# DATA SUPPLIED
________________________________________

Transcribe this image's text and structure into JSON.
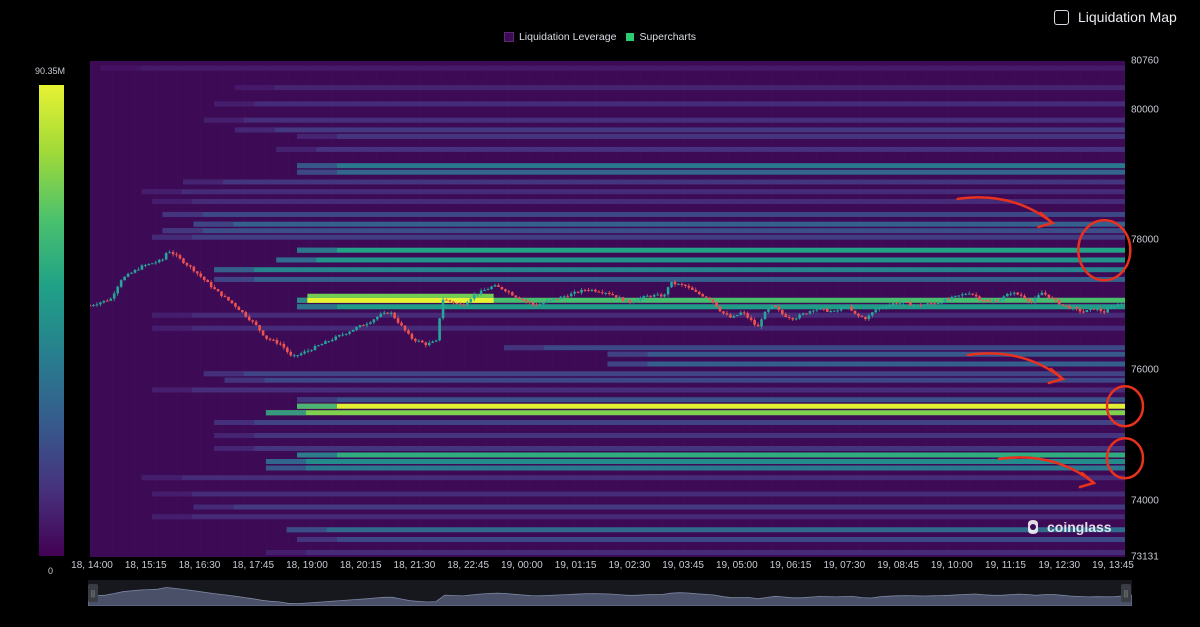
{
  "toggle": {
    "label": "Liquidation Map"
  },
  "legend": [
    {
      "label": "Liquidation Leverage",
      "color": "#3d0a55"
    },
    {
      "label": "Supercharts",
      "color": "#2ecc71"
    }
  ],
  "colorbar": {
    "max_label": "90.35M",
    "min_label": "0"
  },
  "logo": {
    "text": "coinglass"
  },
  "chart_data": {
    "type": "heatmap",
    "y_ticks": [
      "80760",
      "80000",
      "78000",
      "76000",
      "74000",
      "73131"
    ],
    "x_ticks": [
      "18, 14:00",
      "18, 15:15",
      "18, 16:30",
      "18, 17:45",
      "18, 19:00",
      "18, 20:15",
      "18, 21:30",
      "18, 22:45",
      "19, 00:00",
      "19, 01:15",
      "19, 02:30",
      "19, 03:45",
      "19, 05:00",
      "19, 06:15",
      "19, 07:30",
      "19, 08:45",
      "19, 10:00",
      "19, 11:15",
      "19, 12:30",
      "19, 13:45"
    ],
    "ylim": [
      73131,
      80760
    ],
    "color_range": [
      0,
      90350000
    ],
    "liquidation_bands": [
      {
        "price": 80650,
        "start": 0.01,
        "intensity": 0.07
      },
      {
        "price": 80350,
        "start": 0.14,
        "intensity": 0.1
      },
      {
        "price": 80100,
        "start": 0.12,
        "intensity": 0.12
      },
      {
        "price": 79850,
        "start": 0.11,
        "intensity": 0.13
      },
      {
        "price": 79700,
        "start": 0.14,
        "intensity": 0.16
      },
      {
        "price": 79600,
        "start": 0.2,
        "intensity": 0.15
      },
      {
        "price": 79400,
        "start": 0.18,
        "intensity": 0.14
      },
      {
        "price": 79150,
        "start": 0.2,
        "intensity": 0.4
      },
      {
        "price": 79050,
        "start": 0.2,
        "intensity": 0.33
      },
      {
        "price": 78900,
        "start": 0.09,
        "intensity": 0.15
      },
      {
        "price": 78750,
        "start": 0.05,
        "intensity": 0.12
      },
      {
        "price": 78600,
        "start": 0.06,
        "intensity": 0.12
      },
      {
        "price": 78400,
        "start": 0.07,
        "intensity": 0.22
      },
      {
        "price": 78250,
        "start": 0.1,
        "intensity": 0.3
      },
      {
        "price": 78150,
        "start": 0.07,
        "intensity": 0.24
      },
      {
        "price": 78050,
        "start": 0.06,
        "intensity": 0.18
      },
      {
        "price": 77850,
        "start": 0.2,
        "intensity": 0.58
      },
      {
        "price": 77700,
        "start": 0.18,
        "intensity": 0.52
      },
      {
        "price": 77550,
        "start": 0.12,
        "intensity": 0.45
      },
      {
        "price": 77400,
        "start": 0.12,
        "intensity": 0.3
      },
      {
        "price": 77080,
        "start": 0.2,
        "intensity": 0.7
      },
      {
        "price": 76980,
        "start": 0.2,
        "intensity": 0.55
      },
      {
        "price": 76850,
        "start": 0.06,
        "intensity": 0.12
      },
      {
        "price": 76650,
        "start": 0.06,
        "intensity": 0.12
      },
      {
        "price": 76350,
        "start": 0.4,
        "intensity": 0.22
      },
      {
        "price": 76250,
        "start": 0.5,
        "intensity": 0.28
      },
      {
        "price": 76100,
        "start": 0.5,
        "intensity": 0.3
      },
      {
        "price": 75950,
        "start": 0.11,
        "intensity": 0.2
      },
      {
        "price": 75850,
        "start": 0.13,
        "intensity": 0.22
      },
      {
        "price": 75700,
        "start": 0.06,
        "intensity": 0.13
      },
      {
        "price": 75550,
        "start": 0.2,
        "intensity": 0.25
      },
      {
        "price": 75450,
        "start": 0.2,
        "intensity": 0.99
      },
      {
        "price": 75350,
        "start": 0.17,
        "intensity": 0.8
      },
      {
        "price": 75200,
        "start": 0.12,
        "intensity": 0.2
      },
      {
        "price": 75000,
        "start": 0.12,
        "intensity": 0.15
      },
      {
        "price": 74800,
        "start": 0.12,
        "intensity": 0.15
      },
      {
        "price": 74700,
        "start": 0.2,
        "intensity": 0.62
      },
      {
        "price": 74600,
        "start": 0.17,
        "intensity": 0.48
      },
      {
        "price": 74500,
        "start": 0.17,
        "intensity": 0.4
      },
      {
        "price": 74350,
        "start": 0.05,
        "intensity": 0.12
      },
      {
        "price": 74100,
        "start": 0.06,
        "intensity": 0.12
      },
      {
        "price": 73900,
        "start": 0.1,
        "intensity": 0.17
      },
      {
        "price": 73750,
        "start": 0.06,
        "intensity": 0.12
      },
      {
        "price": 73550,
        "start": 0.19,
        "intensity": 0.35
      },
      {
        "price": 73400,
        "start": 0.2,
        "intensity": 0.22
      },
      {
        "price": 73200,
        "start": 0.17,
        "intensity": 0.12
      }
    ],
    "hot_zones": [
      {
        "price_top": 77115,
        "price_bottom": 77040,
        "start": 0.21,
        "end": 0.39,
        "intensity": 1.0
      },
      {
        "price_top": 77180,
        "price_bottom": 77115,
        "start": 0.21,
        "end": 0.39,
        "intensity": 0.78
      }
    ],
    "price_path": [
      [
        0.0,
        77000
      ],
      [
        0.02,
        77100
      ],
      [
        0.03,
        77400
      ],
      [
        0.05,
        77600
      ],
      [
        0.07,
        77700
      ],
      [
        0.075,
        77850
      ],
      [
        0.08,
        77800
      ],
      [
        0.1,
        77550
      ],
      [
        0.12,
        77250
      ],
      [
        0.14,
        77000
      ],
      [
        0.15,
        76850
      ],
      [
        0.16,
        76700
      ],
      [
        0.17,
        76500
      ],
      [
        0.185,
        76400
      ],
      [
        0.195,
        76200
      ],
      [
        0.21,
        76300
      ],
      [
        0.23,
        76450
      ],
      [
        0.25,
        76600
      ],
      [
        0.27,
        76750
      ],
      [
        0.28,
        76850
      ],
      [
        0.29,
        76900
      ],
      [
        0.3,
        76700
      ],
      [
        0.31,
        76500
      ],
      [
        0.325,
        76400
      ],
      [
        0.335,
        76450
      ],
      [
        0.34,
        77100
      ],
      [
        0.36,
        77000
      ],
      [
        0.37,
        77150
      ],
      [
        0.39,
        77300
      ],
      [
        0.4,
        77250
      ],
      [
        0.41,
        77150
      ],
      [
        0.43,
        77000
      ],
      [
        0.46,
        77150
      ],
      [
        0.48,
        77250
      ],
      [
        0.5,
        77200
      ],
      [
        0.52,
        77050
      ],
      [
        0.54,
        77150
      ],
      [
        0.555,
        77150
      ],
      [
        0.56,
        77350
      ],
      [
        0.575,
        77300
      ],
      [
        0.585,
        77200
      ],
      [
        0.6,
        77100
      ],
      [
        0.61,
        76900
      ],
      [
        0.62,
        76800
      ],
      [
        0.63,
        76900
      ],
      [
        0.64,
        76750
      ],
      [
        0.645,
        76650
      ],
      [
        0.65,
        76850
      ],
      [
        0.66,
        77000
      ],
      [
        0.67,
        76850
      ],
      [
        0.68,
        76800
      ],
      [
        0.7,
        76950
      ],
      [
        0.72,
        76900
      ],
      [
        0.73,
        77000
      ],
      [
        0.74,
        76850
      ],
      [
        0.75,
        76800
      ],
      [
        0.76,
        76950
      ],
      [
        0.78,
        77050
      ],
      [
        0.8,
        77000
      ],
      [
        0.82,
        77050
      ],
      [
        0.84,
        77150
      ],
      [
        0.85,
        77200
      ],
      [
        0.86,
        77100
      ],
      [
        0.87,
        77050
      ],
      [
        0.88,
        77100
      ],
      [
        0.89,
        77200
      ],
      [
        0.9,
        77150
      ],
      [
        0.91,
        77050
      ],
      [
        0.92,
        77200
      ],
      [
        0.93,
        77100
      ],
      [
        0.94,
        77000
      ],
      [
        0.95,
        76950
      ],
      [
        0.96,
        76900
      ],
      [
        0.97,
        76950
      ],
      [
        0.98,
        76900
      ],
      [
        0.99,
        77000
      ],
      [
        1.0,
        77050
      ]
    ],
    "annotations": [
      {
        "type": "circle",
        "price": 77850,
        "t": 0.98
      },
      {
        "type": "circle",
        "price": 75450,
        "t": 1.0
      },
      {
        "type": "circle",
        "price": 74650,
        "t": 1.0
      },
      {
        "type": "arrow",
        "price": 78300,
        "t": 0.93
      },
      {
        "type": "arrow",
        "price": 75900,
        "t": 0.94
      },
      {
        "type": "arrow",
        "price": 74300,
        "t": 0.97
      }
    ]
  }
}
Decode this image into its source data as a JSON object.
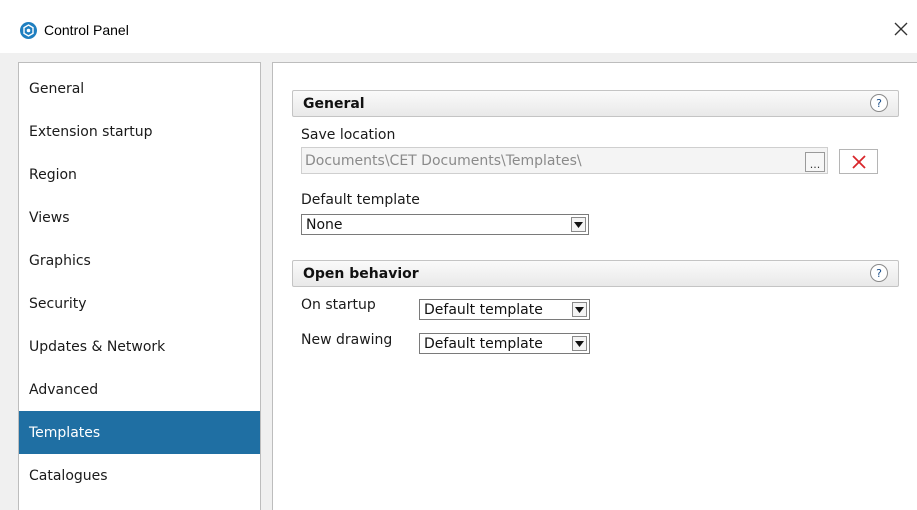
{
  "window": {
    "title": "Control Panel",
    "close_glyph": "✕",
    "icon": "app-logo-icon",
    "accent_color": "#1f6fa3"
  },
  "sidebar": {
    "items": [
      {
        "label": "General",
        "active": false
      },
      {
        "label": "Extension startup",
        "active": false
      },
      {
        "label": "Region",
        "active": false
      },
      {
        "label": "Views",
        "active": false
      },
      {
        "label": "Graphics",
        "active": false
      },
      {
        "label": "Security",
        "active": false
      },
      {
        "label": "Updates & Network",
        "active": false
      },
      {
        "label": "Advanced",
        "active": false
      },
      {
        "label": "Templates",
        "active": true
      },
      {
        "label": "Catalogues",
        "active": false
      }
    ]
  },
  "main": {
    "general_section": {
      "title": "General",
      "help_glyph": "?",
      "save_location_label": "Save location",
      "save_location_value": "Documents\\CET Documents\\Templates\\",
      "browse_label": "...",
      "default_template_label": "Default template",
      "default_template_value": "None"
    },
    "open_behavior_section": {
      "title": "Open behavior",
      "help_glyph": "?",
      "on_startup_label": "On startup",
      "on_startup_value": "Default template",
      "new_drawing_label": "New drawing",
      "new_drawing_value": "Default template"
    }
  }
}
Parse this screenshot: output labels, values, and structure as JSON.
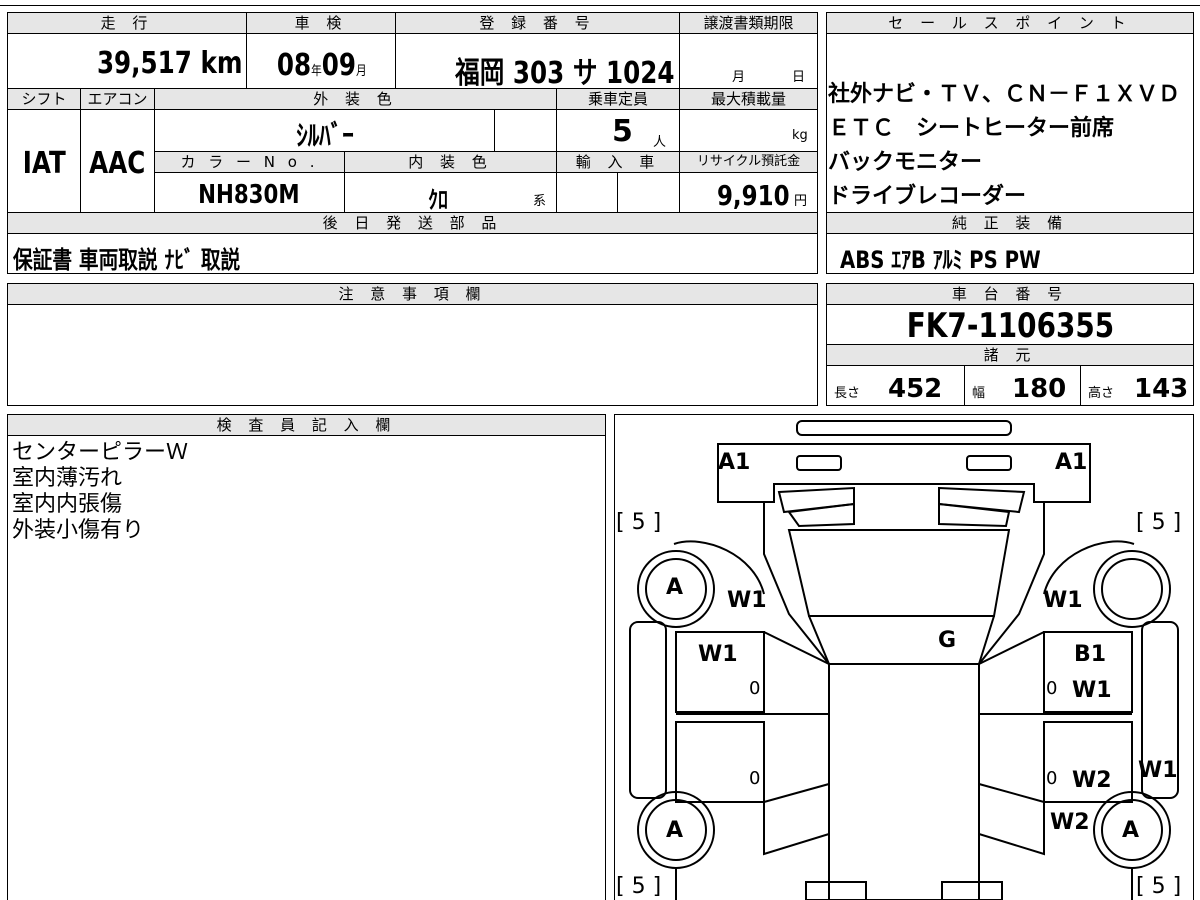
{
  "headers": {
    "mileage": "走 行",
    "inspection": "車 検",
    "registration": "登 録 番 号",
    "transfer_deadline": "譲渡書類期限",
    "sales_points": "セ ー ル ス ポ イ ン ト",
    "shift": "シフト",
    "aircon": "エアコン",
    "exterior_color": "外 装 色",
    "capacity": "乗車定員",
    "max_load": "最大積載量",
    "color_no": "カ ラ ー N o .",
    "interior_color": "内 装 色",
    "import": "輸 入 車",
    "recycle": "リサイクル預託金",
    "later_parts": "後 日 発 送 部 品",
    "genuine_equipment": "純 正 装 備",
    "caution": "注 意 事 項 欄",
    "chassis_no": "車 台 番 号",
    "specs": "諸 元",
    "inspector_notes": "検 査 員 記 入 欄"
  },
  "vehicle": {
    "mileage_value": "39,517",
    "mileage_unit": "km",
    "inspection_year": "08",
    "year_unit": "年",
    "inspection_month": "09",
    "month_unit": "月",
    "registration": "福岡 303 サ 1024",
    "deadline_month": "月",
    "deadline_day": "日",
    "shift": "IAT",
    "aircon": "AAC",
    "exterior_color": "ｼﾙﾊﾞｰ",
    "capacity_value": "5",
    "capacity_unit": "人",
    "max_load_unit": "kg",
    "color_no": "NH830M",
    "interior_color": "ｸﾛ",
    "interior_suffix": "系",
    "recycle_value": "9,910",
    "recycle_unit": "円",
    "later_parts": "保証書 車両取説 ﾅﾋﾞ 取説",
    "chassis_no": "FK7-1106355",
    "length_label": "長さ",
    "length_value": "452",
    "width_label": "幅",
    "width_value": "180",
    "height_label": "高さ",
    "height_value": "143"
  },
  "sales_points": [
    "社外ナビ・ＴＶ、ＣＮ－Ｆ１ＸＶＤ",
    "ＥＴＣ　シートヒーター前席",
    "バックモニター",
    "ドライブレコーダー"
  ],
  "genuine_equipment": "ABS ｴｱB ｱﾙﾐ PS PW",
  "inspector_notes": [
    "センターピラーＷ",
    "室内薄汚れ",
    "室内内張傷",
    "外装小傷有り"
  ],
  "damage_map": {
    "front_left_a": "A1",
    "front_right_a": "A1",
    "tread_fl": "[ 5 ]",
    "tread_fr": "[ 5 ]",
    "tread_rl": "[ 5 ]",
    "tread_rr": "[ 5 ]",
    "wheel_fl": "A",
    "wheel_rl": "A",
    "wheel_rr": "A",
    "fender_fl": "W1",
    "fender_fr": "W1",
    "door_fl": "W1",
    "roof": "G",
    "door_fr_b": "B1",
    "door_fr_w": "W1",
    "door_rr_w2": "W2",
    "quarter_rr_w2": "W2",
    "side_right": "W1",
    "zero_1": "0",
    "zero_2": "0",
    "zero_3": "0",
    "zero_4": "0"
  }
}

________________________________________

# INSTRUCTION
Copy out every line of the listing that contains the string "JSON".

# RESPONSE TO THE TASK
Transcribe this image's text and structure into JSON.
Decode this image into its source data as a JSON object.
Parse this screenshot: output labels, values, and structure as JSON.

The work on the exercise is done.